— SUPPLIED RECORDS —
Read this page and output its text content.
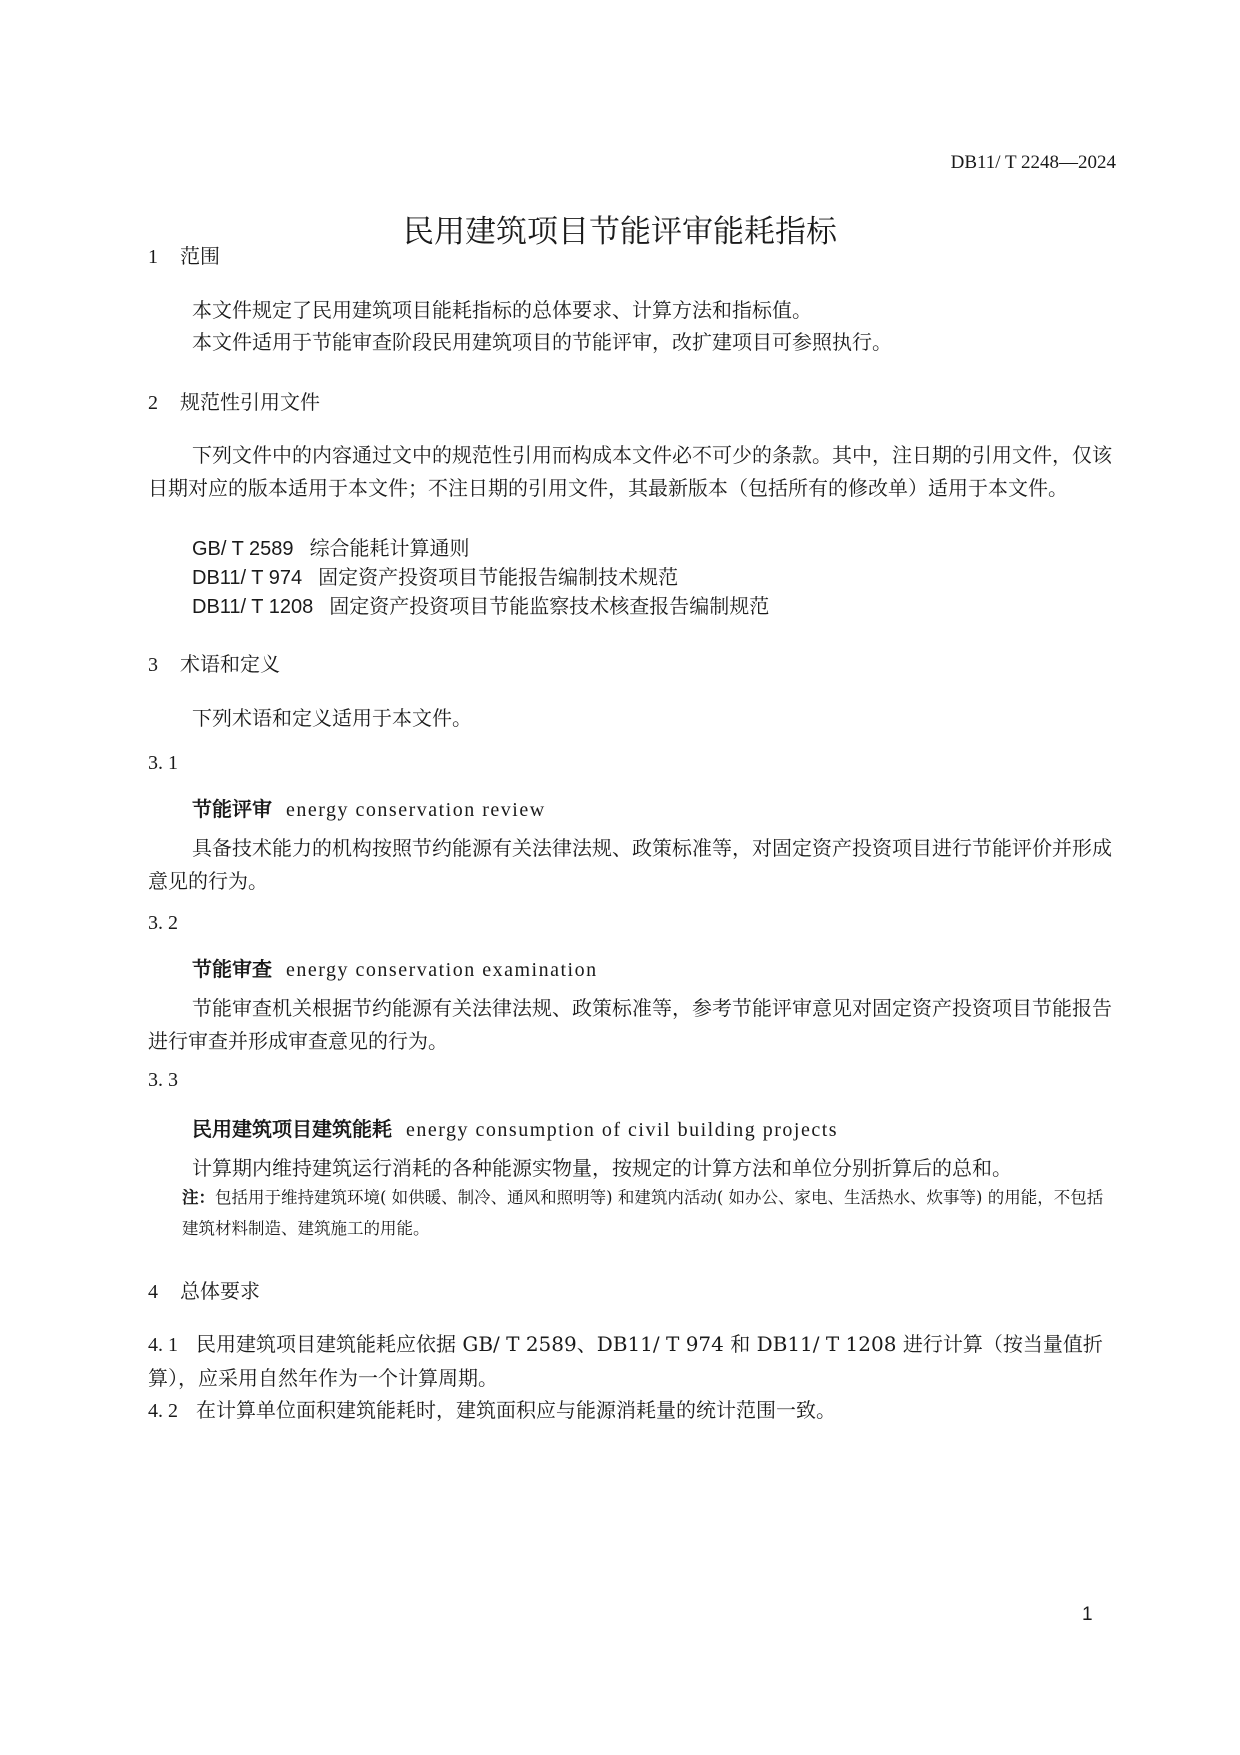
DB11/ T 2248—2024
民用建筑项目节能评审能耗指标
1 范围
本文件规定了民用建筑项目能耗指标的总体要求、计算方法和指标值。
本文件适用于节能审查阶段民用建筑项目的节能评审，改扩建项目可参照执行。
2 规范性引用文件
下列文件中的内容通过文中的规范性引用而构成本文件必不可少的条款。其中，注日期的引用文件，仅该日期对应的版本适用于本文件；不注日期的引用文件，其最新版本（包括所有的修改单）适用于本文件。
GB/ T 2589 综合能耗计算通则
DB11/ T 974 固定资产投资项目节能报告编制技术规范
DB11/ T 1208 固定资产投资项目节能监察技术核查报告编制规范
3 术语和定义
下列术语和定义适用于本文件。
3. 1
节能评审 energy conservation review
具备技术能力的机构按照节约能源有关法律法规、政策标准等，对固定资产投资项目进行节能评价并形成意见的行为。
3. 2
节能审查 energy conservation examination
节能审查机关根据节约能源有关法律法规、政策标准等，参考节能评审意见对固定资产投资项目节能报告进行审查并形成审查意见的行为。
3. 3
民用建筑项目建筑能耗 energy consumption of civil building projects
计算期内维持建筑运行消耗的各种能源实物量，按规定的计算方法和单位分别折算后的总和。
注：包括用于维持建筑环境( 如供暖、制冷、通风和照明等) 和建筑内活动( 如办公、家电、生活热水、炊事等) 的用能，不包括建筑材料制造、建筑施工的用能。
4 总体要求
4. 1 民用建筑项目建筑能耗应依据 GB/ T 2589、DB11/ T 974 和 DB11/ T 1208 进行计算（按当量值折算），应采用自然年作为一个计算周期。
4. 2 在计算单位面积建筑能耗时，建筑面积应与能源消耗量的统计范围一致。
1
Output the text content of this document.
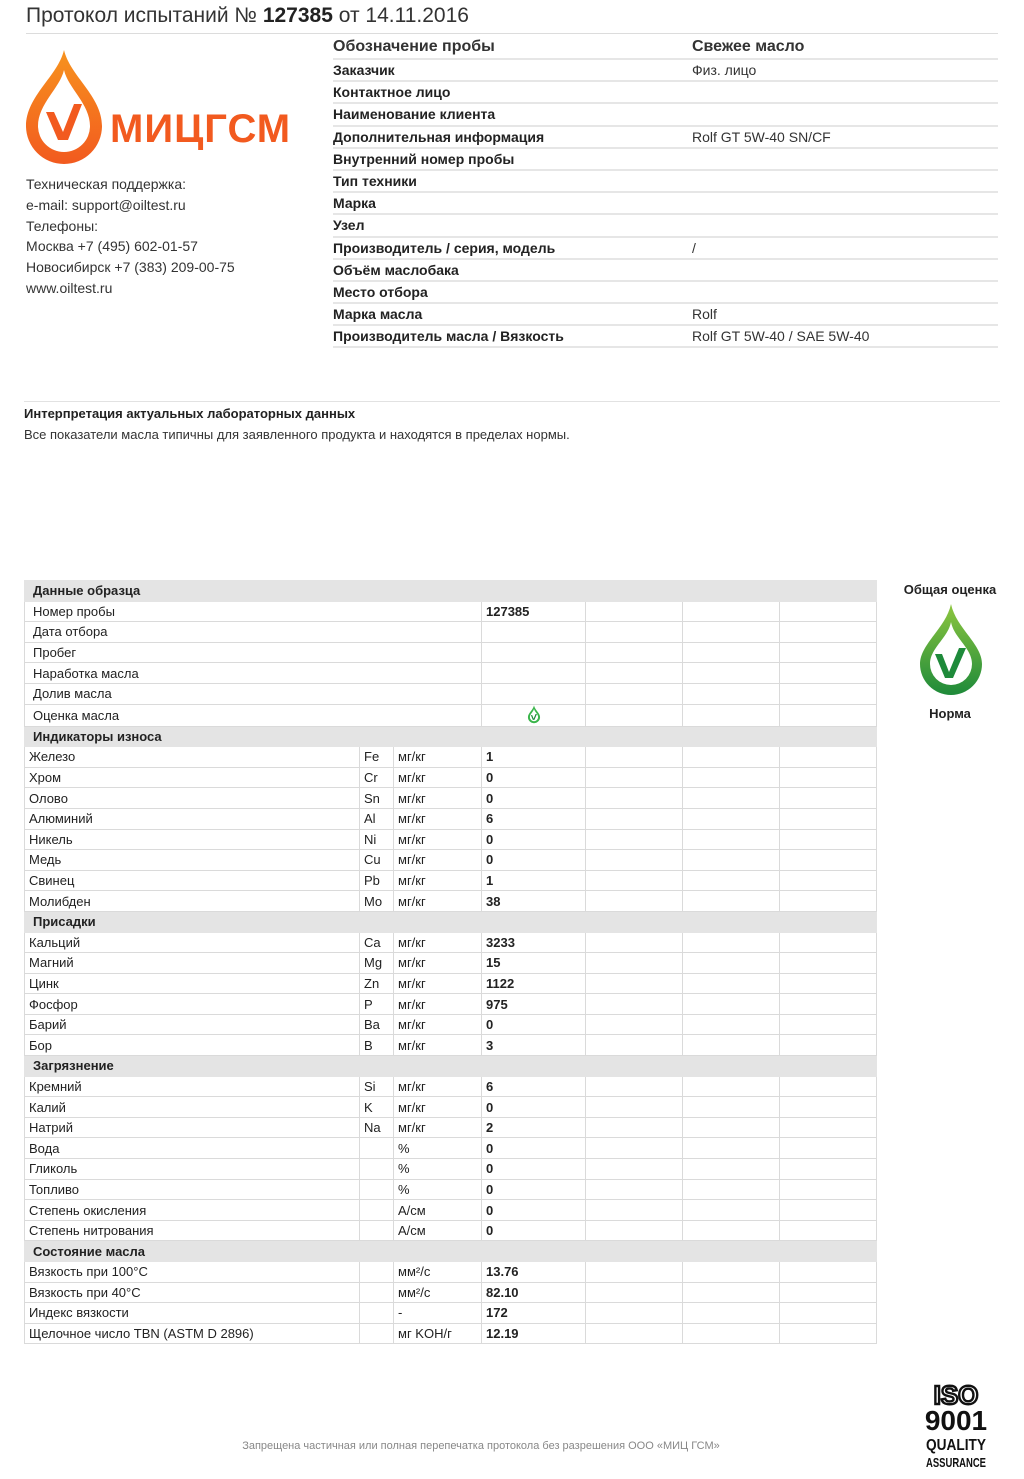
Протокол испытаний № 127385 от 14.11.2016
МИЦГСМ
Техническая поддержка:
e-mail: support@oiltest.ru
Телефоны:
Москва +7 (495) 602-01-57
Новосибирск +7 (383) 209-00-75
www.oiltest.ru
Обозначение пробы	Свежее масло
Заказчик	Физ. лицо
Контактное лицо
Наименование клиента
Дополнительная информация	Rolf GT 5W-40 SN/CF
Внутренний номер пробы
Тип техники
Марка
Узел
Производитель / серия, модель	/
Объём маслобака
Место отбора
Марка масла	Rolf
Производитель масла / Вязкость	Rolf GT 5W-40 / SAE 5W-40
Интерпретация актуальных лабораторных данных
Все показатели масла типичны для заявленного продукта и находятся в пределах нормы.
Данные образца						
Номер пробы			127385			
Дата отбора						
Пробег						
Наработка масла						
Долив масла						
Оценка масла				
Индикаторы износа						
Железо	Fe	мг/кг	1			
Хром	Cr	мг/кг	0			
Олово	Sn	мг/кг	0			
Алюминий	Al	мг/кг	6			
Никель	Ni	мг/кг	0			
Медь	Cu	мг/кг	0			
Свинец	Pb	мг/кг	1			
Молибден	Mo	мг/кг	38			
Присадки						
Кальций	Ca	мг/кг	3233			
Магний	Mg	мг/кг	15			
Цинк	Zn	мг/кг	1122			
Фосфор	P	мг/кг	975			
Барий	Ba	мг/кг	0			
Бор	B	мг/кг	3			
Загрязнение						
Кремний	Si	мг/кг	6			
Калий	K	мг/кг	0			
Натрий	Na	мг/кг	2			
Вода		%	0			
Гликоль		%	0			
Топливо		%	0			
Степень окисления		A/см	0			
Степень нитрования		A/см	0			
Состояние масла						
Вязкость при 100°C		мм²/с	13.76			
Вязкость при 40°C		мм²/с	82.10			
Индекс вязкости		-	172			
Щелочное число TBN (ASTM D 2896)		мг KOH/г	12.19			
Общая оценка
Норма
Запрещена частичная или полная перепечатка протокола без разрешения ООО «МИЦ ГСМ»
ISO
9001
QUALITY
ASSURANCE
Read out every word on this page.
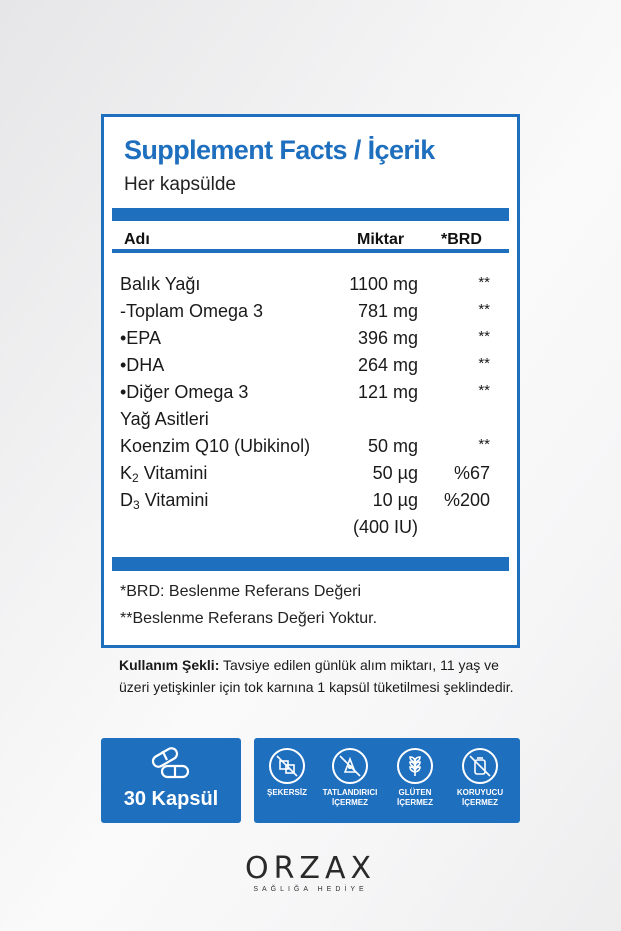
Supplement Facts / İçerik
Her kapsülde
Adı	Miktar *BRD
Balık Yağı	1100 mg	**
-Toplam Omega 3	781 mg	**
•EPA	396 mg	**
•DHA	264 mg	**
•Diğer Omega 3	121 mg	**
Yağ Asitleri
Koenzim Q10 (Ubikinol)	50 mg	**
$K_2$ Vitamini	50 µg %67
$D_3$ Vitamini	10 µg %200
(400 IU)
*BRD: Beslenme Referans Değeri
**Beslenme Referans Değeri Yoktur.
Kullanım Şekli: Tavsiye edilen günlük alım miktarı, 11 yaş ve üzeri yetişkinler için tok karnına 1 kapsül tüketilmesi şeklindedir.
30 Kapsül	ŞEKERSİZ	TATLANDIRICI
İÇERMEZ
GLÜTEN
İÇERMEZ
KORUYUCU
İÇERMEZ
ORZAX
SAĞLIĞA HEDİYE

— WRITTEN PROBLEM —
Count the lines of the material that include the word "пробы", then report only the total.

— SOLUTION FOR THIS TASK —
3